▶ **Exercise goal**:
List each line of the data that holds the string "RANKL", please.

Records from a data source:
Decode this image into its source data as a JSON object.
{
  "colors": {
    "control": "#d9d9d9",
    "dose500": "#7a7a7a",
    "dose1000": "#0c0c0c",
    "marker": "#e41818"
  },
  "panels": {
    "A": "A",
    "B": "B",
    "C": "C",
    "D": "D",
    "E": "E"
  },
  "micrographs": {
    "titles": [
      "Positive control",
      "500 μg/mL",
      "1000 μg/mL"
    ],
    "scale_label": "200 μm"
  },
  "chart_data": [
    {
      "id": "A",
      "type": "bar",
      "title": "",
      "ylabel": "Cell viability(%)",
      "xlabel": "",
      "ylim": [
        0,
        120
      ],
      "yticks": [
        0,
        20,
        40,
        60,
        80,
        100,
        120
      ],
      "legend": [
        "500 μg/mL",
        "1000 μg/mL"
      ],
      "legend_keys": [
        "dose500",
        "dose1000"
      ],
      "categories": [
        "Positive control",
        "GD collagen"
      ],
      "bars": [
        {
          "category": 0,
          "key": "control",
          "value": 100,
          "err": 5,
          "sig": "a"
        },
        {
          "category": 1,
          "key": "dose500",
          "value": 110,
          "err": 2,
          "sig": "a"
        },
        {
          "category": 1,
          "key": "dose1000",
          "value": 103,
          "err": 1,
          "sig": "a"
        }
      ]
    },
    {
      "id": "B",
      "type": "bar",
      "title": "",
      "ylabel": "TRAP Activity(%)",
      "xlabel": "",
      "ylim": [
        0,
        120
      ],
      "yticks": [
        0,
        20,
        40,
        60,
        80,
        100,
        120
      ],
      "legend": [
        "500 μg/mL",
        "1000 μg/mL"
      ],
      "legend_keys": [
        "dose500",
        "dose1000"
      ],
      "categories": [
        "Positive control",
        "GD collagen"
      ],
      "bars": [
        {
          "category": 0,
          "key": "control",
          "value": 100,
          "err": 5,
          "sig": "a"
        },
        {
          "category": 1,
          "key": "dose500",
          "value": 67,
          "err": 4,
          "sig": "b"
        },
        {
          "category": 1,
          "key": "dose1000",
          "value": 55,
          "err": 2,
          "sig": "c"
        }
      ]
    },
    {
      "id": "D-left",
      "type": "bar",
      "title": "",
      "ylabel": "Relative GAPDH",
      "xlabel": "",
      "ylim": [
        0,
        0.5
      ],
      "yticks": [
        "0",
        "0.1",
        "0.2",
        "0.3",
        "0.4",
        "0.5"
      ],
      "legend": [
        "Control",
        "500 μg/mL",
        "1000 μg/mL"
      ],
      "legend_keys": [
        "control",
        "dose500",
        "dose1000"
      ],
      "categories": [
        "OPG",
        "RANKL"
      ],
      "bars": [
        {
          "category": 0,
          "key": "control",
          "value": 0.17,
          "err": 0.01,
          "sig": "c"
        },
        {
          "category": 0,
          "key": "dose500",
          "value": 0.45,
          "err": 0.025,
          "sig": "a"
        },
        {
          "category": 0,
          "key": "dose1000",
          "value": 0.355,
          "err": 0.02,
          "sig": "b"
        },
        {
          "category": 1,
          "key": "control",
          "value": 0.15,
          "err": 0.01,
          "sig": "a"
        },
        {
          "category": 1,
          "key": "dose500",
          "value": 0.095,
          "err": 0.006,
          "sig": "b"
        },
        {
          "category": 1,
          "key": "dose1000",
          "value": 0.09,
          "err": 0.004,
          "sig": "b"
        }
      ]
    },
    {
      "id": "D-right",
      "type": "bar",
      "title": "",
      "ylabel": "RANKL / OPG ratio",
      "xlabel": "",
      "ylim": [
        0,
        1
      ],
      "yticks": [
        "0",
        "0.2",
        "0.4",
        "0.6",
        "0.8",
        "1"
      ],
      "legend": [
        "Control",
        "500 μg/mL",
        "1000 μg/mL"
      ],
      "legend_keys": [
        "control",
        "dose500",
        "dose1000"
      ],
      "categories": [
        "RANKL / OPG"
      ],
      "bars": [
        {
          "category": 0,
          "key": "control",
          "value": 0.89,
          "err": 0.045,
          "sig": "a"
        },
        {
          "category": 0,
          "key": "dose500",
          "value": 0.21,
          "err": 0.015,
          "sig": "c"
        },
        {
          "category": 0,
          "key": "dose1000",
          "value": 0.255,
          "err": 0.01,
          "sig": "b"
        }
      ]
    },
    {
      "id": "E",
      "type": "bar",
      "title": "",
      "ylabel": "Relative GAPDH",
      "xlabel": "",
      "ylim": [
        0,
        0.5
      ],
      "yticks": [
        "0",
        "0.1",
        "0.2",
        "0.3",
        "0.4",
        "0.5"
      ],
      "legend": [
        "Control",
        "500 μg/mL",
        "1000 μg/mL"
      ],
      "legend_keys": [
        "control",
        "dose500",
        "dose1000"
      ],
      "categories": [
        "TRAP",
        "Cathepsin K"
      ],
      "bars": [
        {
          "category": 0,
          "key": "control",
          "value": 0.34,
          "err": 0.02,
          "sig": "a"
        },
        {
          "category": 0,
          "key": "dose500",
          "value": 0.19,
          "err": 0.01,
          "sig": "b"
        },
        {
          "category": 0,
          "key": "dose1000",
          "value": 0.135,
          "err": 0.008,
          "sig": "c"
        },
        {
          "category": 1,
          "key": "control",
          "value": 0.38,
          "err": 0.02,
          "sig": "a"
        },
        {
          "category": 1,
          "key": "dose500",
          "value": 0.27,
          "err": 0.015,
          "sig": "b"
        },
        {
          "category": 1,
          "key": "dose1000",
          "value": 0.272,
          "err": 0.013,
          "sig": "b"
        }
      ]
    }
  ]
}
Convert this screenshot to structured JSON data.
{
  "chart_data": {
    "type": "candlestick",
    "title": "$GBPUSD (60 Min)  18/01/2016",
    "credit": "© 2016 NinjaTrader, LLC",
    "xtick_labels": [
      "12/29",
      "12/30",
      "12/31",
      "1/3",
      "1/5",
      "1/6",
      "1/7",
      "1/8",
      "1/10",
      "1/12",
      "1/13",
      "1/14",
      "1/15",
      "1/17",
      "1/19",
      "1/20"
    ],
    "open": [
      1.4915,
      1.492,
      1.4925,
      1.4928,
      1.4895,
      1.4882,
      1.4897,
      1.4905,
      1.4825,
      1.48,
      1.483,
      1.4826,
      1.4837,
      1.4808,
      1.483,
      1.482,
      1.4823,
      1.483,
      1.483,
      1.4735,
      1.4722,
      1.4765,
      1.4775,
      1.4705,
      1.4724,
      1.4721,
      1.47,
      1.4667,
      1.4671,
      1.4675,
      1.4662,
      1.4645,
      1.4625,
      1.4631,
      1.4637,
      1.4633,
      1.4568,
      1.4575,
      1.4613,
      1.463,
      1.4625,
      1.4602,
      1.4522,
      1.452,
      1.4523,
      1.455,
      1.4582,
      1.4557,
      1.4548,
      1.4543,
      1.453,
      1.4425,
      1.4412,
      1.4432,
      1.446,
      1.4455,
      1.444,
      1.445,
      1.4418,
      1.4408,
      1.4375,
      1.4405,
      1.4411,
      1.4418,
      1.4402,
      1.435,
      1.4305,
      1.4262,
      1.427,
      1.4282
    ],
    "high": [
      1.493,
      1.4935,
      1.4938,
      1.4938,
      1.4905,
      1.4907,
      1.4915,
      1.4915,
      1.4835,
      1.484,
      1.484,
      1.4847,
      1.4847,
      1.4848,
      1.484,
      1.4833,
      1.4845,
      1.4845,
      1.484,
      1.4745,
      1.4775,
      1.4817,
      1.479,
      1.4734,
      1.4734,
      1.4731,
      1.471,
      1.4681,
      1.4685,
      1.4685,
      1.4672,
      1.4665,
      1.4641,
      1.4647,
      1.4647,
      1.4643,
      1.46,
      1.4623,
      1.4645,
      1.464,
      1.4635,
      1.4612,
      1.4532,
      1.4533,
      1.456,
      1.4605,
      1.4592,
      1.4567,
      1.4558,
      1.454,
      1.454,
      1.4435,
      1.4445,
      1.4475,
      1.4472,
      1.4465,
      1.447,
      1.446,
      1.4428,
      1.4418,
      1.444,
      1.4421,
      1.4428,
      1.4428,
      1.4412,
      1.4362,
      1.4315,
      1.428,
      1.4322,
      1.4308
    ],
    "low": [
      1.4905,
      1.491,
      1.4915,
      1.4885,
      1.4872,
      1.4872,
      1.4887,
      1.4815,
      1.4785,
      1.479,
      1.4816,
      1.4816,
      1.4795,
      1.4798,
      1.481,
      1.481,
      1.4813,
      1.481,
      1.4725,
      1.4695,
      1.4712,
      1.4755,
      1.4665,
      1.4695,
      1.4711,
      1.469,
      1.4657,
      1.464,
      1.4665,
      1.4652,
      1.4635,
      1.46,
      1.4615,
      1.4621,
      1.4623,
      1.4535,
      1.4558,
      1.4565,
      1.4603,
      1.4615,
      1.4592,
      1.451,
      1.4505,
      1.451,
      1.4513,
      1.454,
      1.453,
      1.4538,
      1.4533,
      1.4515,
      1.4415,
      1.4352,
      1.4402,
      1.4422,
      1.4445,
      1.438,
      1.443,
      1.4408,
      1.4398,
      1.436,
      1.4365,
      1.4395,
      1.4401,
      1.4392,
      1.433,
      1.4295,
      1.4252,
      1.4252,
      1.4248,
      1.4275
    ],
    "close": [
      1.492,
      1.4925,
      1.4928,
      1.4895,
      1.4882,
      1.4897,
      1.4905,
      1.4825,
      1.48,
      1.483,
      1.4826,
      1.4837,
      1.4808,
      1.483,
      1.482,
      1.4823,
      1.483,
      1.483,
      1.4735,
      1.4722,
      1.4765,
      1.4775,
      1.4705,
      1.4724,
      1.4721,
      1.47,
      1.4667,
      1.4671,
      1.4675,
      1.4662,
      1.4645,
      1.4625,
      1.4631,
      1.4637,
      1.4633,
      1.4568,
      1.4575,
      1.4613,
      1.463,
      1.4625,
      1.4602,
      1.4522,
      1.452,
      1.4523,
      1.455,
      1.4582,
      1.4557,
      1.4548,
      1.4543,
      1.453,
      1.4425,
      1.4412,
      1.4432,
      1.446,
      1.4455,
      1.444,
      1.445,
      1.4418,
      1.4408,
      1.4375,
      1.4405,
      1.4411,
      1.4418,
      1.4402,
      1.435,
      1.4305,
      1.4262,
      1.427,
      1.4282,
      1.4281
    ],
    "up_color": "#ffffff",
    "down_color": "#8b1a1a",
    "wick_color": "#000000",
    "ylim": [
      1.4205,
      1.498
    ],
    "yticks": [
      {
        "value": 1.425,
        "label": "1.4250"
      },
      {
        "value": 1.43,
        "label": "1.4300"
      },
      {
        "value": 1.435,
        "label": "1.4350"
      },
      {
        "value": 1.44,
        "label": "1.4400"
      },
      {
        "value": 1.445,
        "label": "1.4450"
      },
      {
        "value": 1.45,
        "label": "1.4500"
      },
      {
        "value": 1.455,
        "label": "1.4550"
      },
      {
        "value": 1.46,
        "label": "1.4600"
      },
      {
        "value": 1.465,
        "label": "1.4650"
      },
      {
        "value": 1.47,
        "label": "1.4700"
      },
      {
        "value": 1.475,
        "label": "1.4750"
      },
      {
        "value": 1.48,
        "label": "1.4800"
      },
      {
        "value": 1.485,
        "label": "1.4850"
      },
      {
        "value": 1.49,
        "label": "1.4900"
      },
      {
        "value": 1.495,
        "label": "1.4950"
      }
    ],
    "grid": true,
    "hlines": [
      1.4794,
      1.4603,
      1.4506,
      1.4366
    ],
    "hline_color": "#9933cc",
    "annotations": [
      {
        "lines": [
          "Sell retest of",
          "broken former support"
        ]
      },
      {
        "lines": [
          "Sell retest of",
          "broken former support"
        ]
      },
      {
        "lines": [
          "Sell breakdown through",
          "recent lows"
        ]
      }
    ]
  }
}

▶ **Exercise solution**:
        "RANKL"
      "ylabel": "RANKL / OPG ratio",
        "RANKL / OPG"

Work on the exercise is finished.